INFORMATION SUPPLIED
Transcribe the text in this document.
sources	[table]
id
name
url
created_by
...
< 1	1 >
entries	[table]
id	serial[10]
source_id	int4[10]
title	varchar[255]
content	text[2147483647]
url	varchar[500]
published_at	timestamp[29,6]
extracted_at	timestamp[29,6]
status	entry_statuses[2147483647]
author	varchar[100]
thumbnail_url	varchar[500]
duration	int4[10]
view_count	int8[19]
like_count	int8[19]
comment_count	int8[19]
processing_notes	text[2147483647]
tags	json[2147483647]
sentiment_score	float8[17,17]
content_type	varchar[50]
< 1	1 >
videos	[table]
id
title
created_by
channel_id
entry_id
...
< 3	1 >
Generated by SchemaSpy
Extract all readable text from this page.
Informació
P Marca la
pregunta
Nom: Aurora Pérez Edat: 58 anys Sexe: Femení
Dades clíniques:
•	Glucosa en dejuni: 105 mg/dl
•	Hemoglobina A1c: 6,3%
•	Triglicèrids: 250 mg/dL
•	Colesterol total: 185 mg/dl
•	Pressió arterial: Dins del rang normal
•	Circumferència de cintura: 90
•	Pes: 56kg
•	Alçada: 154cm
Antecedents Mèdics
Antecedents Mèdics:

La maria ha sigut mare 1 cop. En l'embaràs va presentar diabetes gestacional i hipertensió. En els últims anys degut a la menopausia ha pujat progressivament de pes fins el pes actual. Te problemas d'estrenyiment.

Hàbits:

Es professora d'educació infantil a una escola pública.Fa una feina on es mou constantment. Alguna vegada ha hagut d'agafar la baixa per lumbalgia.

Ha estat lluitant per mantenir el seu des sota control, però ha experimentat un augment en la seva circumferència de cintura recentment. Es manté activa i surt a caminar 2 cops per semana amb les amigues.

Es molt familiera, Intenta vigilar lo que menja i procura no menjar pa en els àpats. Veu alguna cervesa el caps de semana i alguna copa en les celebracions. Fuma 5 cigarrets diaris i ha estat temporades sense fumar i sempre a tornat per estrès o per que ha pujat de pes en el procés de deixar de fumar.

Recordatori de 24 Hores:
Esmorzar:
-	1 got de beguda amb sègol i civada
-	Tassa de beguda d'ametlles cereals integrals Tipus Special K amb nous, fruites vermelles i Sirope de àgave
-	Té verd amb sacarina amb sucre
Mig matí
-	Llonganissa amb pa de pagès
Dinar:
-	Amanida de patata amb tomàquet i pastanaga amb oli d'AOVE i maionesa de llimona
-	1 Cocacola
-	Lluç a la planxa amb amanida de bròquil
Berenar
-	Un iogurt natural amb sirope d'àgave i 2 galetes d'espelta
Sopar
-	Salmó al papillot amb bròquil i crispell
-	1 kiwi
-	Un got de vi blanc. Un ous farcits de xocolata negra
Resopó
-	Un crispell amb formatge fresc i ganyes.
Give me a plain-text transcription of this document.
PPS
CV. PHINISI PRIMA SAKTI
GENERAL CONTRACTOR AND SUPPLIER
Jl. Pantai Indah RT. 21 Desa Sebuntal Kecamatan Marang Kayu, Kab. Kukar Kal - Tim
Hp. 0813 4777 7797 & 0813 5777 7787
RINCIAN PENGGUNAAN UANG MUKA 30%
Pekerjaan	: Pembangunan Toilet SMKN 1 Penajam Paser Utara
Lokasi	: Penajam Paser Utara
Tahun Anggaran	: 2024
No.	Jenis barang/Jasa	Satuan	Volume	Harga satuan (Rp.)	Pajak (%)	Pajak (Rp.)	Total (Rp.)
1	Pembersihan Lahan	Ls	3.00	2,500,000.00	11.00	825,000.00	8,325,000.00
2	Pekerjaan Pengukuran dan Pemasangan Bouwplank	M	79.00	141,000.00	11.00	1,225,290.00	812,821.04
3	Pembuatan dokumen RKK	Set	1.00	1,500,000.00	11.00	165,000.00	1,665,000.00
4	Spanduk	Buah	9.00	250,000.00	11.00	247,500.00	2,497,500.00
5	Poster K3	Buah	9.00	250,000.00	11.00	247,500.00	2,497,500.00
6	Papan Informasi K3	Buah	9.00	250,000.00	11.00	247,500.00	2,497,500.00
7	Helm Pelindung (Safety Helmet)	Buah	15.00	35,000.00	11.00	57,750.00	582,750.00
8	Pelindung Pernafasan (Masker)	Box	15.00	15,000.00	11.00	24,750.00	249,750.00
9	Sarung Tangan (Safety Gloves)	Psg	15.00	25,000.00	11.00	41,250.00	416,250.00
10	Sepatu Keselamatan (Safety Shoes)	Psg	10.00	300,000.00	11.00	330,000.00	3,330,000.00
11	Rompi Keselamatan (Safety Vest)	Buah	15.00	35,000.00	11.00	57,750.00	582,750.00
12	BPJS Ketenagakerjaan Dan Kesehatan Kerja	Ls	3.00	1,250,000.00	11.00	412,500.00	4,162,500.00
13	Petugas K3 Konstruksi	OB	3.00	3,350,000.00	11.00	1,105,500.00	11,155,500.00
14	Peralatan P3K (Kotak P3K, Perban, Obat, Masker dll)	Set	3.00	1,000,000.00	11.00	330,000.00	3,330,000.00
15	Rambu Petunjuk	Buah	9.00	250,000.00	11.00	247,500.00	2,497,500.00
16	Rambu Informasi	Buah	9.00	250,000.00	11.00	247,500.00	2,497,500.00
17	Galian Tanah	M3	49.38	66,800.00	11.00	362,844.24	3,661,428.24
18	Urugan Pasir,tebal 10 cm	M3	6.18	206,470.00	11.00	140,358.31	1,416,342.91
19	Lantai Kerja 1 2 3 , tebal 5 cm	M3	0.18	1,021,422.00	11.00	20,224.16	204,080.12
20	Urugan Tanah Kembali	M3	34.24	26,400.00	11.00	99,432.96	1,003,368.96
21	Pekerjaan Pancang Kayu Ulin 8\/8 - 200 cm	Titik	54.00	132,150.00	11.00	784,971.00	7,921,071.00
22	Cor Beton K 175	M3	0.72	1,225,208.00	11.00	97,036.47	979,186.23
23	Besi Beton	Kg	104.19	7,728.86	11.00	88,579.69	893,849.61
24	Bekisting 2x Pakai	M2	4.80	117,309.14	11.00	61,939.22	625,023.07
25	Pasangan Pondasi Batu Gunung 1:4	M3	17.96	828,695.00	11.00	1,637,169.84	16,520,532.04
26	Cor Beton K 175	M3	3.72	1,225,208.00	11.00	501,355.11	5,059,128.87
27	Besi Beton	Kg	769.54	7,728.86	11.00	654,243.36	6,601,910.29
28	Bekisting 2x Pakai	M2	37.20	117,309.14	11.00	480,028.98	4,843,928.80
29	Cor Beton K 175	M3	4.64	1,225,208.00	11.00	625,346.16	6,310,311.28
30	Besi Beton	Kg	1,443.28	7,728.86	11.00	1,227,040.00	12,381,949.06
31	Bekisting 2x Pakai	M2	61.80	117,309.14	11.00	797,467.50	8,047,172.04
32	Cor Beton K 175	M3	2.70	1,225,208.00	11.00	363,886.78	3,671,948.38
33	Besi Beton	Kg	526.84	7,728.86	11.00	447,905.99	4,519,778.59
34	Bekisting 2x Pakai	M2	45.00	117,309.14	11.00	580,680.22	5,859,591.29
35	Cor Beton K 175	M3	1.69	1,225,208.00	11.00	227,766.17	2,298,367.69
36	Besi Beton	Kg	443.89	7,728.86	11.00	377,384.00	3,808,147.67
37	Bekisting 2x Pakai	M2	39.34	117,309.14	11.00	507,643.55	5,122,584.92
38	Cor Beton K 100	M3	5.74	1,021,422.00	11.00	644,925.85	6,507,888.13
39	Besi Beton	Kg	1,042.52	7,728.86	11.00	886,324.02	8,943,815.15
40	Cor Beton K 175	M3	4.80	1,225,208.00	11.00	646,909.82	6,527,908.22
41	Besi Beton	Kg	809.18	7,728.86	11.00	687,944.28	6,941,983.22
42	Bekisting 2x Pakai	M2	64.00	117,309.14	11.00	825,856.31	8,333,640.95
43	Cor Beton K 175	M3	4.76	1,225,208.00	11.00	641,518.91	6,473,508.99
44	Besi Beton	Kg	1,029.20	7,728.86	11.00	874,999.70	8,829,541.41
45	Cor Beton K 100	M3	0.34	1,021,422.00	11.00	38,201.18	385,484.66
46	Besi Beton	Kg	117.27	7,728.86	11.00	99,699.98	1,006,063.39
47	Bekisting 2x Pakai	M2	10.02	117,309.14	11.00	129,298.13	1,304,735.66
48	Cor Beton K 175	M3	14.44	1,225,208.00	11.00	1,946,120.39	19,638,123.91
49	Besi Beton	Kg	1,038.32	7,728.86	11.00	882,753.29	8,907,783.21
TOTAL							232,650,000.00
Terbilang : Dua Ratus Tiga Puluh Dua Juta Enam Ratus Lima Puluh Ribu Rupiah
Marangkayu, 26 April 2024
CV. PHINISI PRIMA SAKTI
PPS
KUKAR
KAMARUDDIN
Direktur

WRITTEN INSTRUCTION
Scan the data for the word "Rambu" and copy every line where it shows up.

SOLUTION FOR THIS EXERCISE
15	Rambu Petunjuk	Buah	9.00	250,000.00	11.00	247,500.00	2,497,500.00
16	Rambu Informasi	Buah	9.00	250,000.00	11.00	247,500.00	2,497,500.00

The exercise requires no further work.